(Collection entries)
_ _ _ _ _ _ _

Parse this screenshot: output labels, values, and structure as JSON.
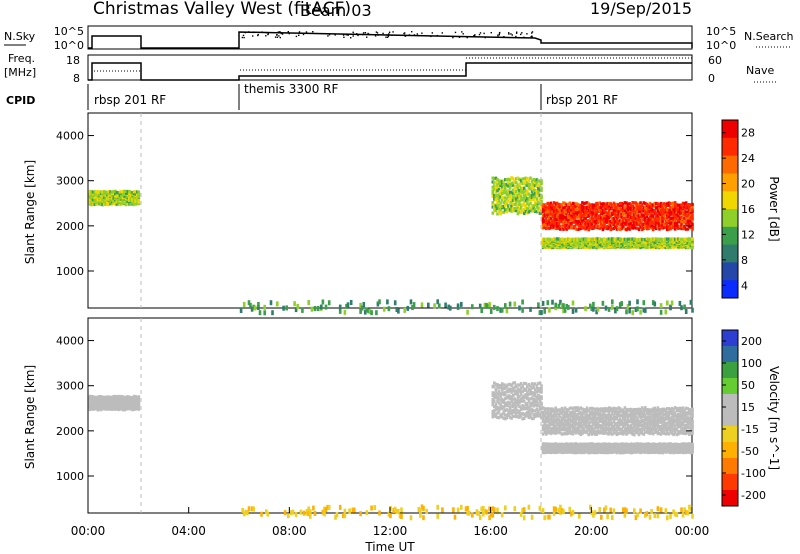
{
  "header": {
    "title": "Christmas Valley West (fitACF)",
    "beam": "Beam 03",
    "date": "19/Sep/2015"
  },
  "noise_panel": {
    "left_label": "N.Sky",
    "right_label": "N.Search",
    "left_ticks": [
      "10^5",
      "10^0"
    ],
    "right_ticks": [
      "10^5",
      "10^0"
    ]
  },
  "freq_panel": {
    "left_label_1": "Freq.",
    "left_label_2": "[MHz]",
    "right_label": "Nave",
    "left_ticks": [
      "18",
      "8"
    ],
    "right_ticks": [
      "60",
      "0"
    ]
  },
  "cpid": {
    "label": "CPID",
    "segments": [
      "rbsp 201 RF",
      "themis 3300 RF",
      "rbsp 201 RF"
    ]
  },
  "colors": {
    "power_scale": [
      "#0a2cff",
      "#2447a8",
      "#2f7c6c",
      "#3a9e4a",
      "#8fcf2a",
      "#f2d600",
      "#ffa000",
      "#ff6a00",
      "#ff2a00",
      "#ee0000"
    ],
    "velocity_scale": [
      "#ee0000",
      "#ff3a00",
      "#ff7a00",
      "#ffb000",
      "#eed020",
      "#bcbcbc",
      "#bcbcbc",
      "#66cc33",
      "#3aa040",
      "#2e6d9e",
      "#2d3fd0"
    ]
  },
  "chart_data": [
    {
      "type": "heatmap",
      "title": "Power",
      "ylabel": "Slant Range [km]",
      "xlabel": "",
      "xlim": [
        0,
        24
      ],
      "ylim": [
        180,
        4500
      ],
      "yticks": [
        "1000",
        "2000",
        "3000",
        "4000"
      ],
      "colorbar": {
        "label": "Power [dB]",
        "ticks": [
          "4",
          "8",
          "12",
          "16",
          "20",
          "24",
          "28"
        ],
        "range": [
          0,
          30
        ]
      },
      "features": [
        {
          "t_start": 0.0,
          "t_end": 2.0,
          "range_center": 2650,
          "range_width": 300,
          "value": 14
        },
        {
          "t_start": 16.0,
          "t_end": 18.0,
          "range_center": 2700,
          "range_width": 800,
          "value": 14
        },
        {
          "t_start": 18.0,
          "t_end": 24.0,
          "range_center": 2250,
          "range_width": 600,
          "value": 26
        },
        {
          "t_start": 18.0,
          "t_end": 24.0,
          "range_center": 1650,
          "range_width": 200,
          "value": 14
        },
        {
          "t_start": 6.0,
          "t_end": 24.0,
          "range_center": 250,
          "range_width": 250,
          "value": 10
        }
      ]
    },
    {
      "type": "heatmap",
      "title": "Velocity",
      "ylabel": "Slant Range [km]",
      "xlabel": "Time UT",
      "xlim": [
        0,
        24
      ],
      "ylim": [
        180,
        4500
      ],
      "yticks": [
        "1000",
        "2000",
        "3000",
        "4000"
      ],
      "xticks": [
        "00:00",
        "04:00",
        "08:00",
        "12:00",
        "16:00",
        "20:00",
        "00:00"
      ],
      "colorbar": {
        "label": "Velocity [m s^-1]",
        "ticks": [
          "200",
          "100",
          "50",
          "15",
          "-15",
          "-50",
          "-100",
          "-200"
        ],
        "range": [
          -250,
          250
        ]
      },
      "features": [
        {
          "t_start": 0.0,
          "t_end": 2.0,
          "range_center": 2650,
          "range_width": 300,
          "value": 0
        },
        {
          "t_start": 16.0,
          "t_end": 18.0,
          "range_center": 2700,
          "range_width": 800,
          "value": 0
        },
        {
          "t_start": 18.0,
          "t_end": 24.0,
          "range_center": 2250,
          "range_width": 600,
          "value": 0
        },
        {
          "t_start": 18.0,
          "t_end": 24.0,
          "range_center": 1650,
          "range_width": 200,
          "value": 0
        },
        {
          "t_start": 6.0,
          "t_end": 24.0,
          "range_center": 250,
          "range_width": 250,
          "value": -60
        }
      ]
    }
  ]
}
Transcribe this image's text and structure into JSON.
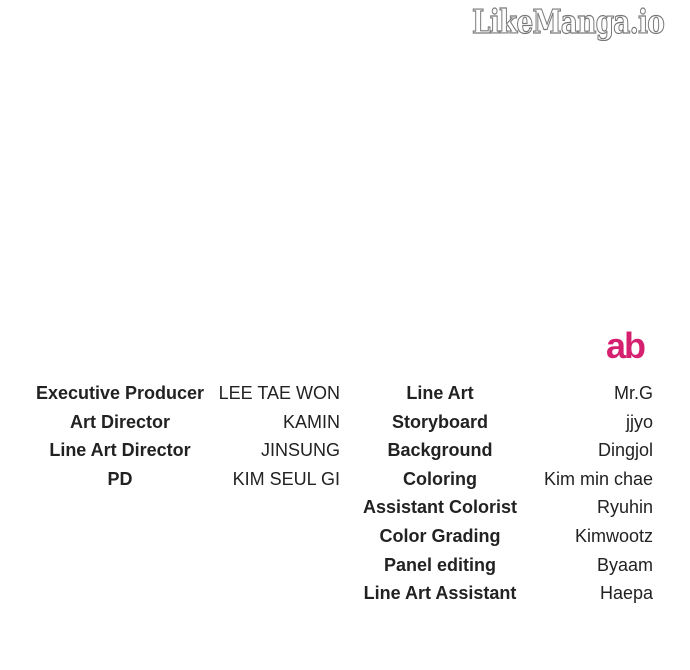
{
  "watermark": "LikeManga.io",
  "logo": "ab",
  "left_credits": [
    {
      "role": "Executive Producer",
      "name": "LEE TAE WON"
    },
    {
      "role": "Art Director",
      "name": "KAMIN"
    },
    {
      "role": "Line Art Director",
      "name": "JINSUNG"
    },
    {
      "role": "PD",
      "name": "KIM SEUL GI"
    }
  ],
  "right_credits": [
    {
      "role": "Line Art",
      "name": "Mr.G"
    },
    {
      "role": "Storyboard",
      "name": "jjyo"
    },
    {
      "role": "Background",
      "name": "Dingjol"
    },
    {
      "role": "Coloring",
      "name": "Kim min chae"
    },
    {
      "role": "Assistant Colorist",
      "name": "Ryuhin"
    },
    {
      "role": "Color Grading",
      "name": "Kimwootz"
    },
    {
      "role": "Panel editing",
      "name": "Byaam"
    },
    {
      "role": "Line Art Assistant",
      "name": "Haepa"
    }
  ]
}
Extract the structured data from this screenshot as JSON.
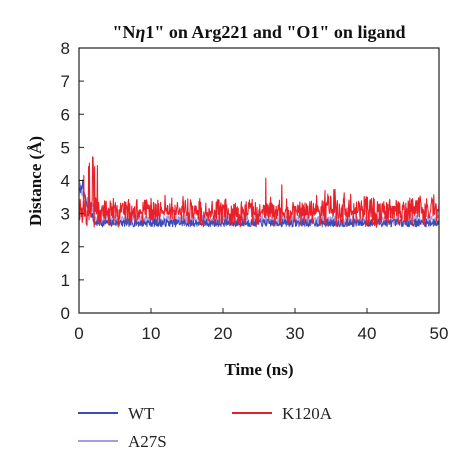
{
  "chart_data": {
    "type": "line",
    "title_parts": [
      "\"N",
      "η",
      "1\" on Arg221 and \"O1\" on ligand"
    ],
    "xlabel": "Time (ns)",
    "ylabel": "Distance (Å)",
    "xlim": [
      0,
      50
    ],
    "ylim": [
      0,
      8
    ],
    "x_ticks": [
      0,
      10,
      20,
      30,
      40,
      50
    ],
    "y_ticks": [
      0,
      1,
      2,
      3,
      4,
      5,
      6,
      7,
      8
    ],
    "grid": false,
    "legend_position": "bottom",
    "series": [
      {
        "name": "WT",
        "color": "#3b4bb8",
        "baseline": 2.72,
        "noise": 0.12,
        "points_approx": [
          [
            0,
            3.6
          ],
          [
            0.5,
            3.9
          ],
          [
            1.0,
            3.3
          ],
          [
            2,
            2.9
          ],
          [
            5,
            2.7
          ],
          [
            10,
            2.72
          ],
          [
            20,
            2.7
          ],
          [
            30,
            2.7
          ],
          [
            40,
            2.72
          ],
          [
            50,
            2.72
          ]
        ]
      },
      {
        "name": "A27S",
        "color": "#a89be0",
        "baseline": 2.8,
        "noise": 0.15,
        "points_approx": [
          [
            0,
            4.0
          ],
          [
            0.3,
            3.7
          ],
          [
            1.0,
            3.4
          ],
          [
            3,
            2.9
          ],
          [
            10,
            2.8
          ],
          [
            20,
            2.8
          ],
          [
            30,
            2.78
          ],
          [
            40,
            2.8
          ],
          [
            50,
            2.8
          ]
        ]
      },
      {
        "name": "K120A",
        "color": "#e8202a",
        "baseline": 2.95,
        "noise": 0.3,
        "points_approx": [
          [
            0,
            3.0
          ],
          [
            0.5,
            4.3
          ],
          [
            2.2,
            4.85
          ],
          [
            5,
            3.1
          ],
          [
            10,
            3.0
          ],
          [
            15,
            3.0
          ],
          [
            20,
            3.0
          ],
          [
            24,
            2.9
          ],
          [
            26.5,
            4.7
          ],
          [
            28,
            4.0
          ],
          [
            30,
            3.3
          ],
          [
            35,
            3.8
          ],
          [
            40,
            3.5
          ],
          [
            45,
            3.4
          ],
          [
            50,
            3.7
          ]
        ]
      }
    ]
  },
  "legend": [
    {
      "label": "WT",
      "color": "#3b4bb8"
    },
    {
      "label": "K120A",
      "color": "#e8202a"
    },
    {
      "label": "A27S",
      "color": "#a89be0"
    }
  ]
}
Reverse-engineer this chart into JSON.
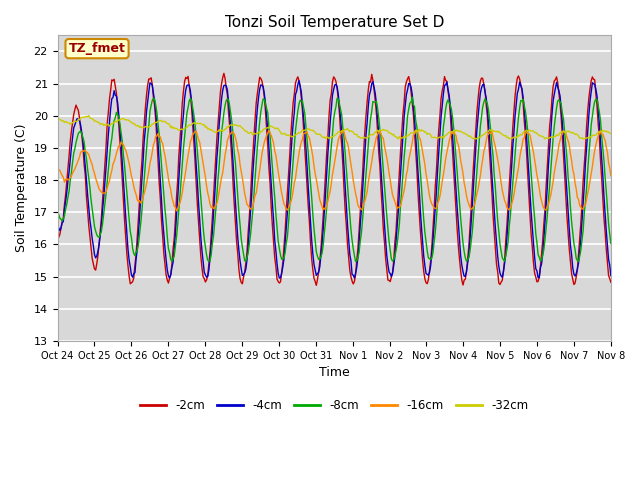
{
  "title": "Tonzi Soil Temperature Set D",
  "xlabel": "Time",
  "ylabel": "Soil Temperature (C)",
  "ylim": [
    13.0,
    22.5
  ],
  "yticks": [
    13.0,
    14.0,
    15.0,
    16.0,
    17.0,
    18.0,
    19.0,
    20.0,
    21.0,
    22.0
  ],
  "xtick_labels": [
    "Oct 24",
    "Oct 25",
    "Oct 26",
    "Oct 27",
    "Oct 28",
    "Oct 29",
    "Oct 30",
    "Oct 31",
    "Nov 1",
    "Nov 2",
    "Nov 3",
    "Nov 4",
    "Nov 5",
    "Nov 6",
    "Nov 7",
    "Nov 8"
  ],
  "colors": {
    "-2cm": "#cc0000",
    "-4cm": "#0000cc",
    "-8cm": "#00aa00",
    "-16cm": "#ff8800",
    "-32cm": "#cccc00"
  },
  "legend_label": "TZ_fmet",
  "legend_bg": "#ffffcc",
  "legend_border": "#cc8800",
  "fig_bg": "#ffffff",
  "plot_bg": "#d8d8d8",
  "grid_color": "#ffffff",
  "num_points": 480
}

_ _ _ _ _ _ _

» **YOUR INSTRUCTIONS**
Review the preceding data and report every line that includes the string "xlabel".

» **RESPONSE FOR THIS EXERCISE**
      "xlabel": "",
      "xlabel": "Time UT",
    "xlabel": "Time (ns)",
  "xlabel": "Time",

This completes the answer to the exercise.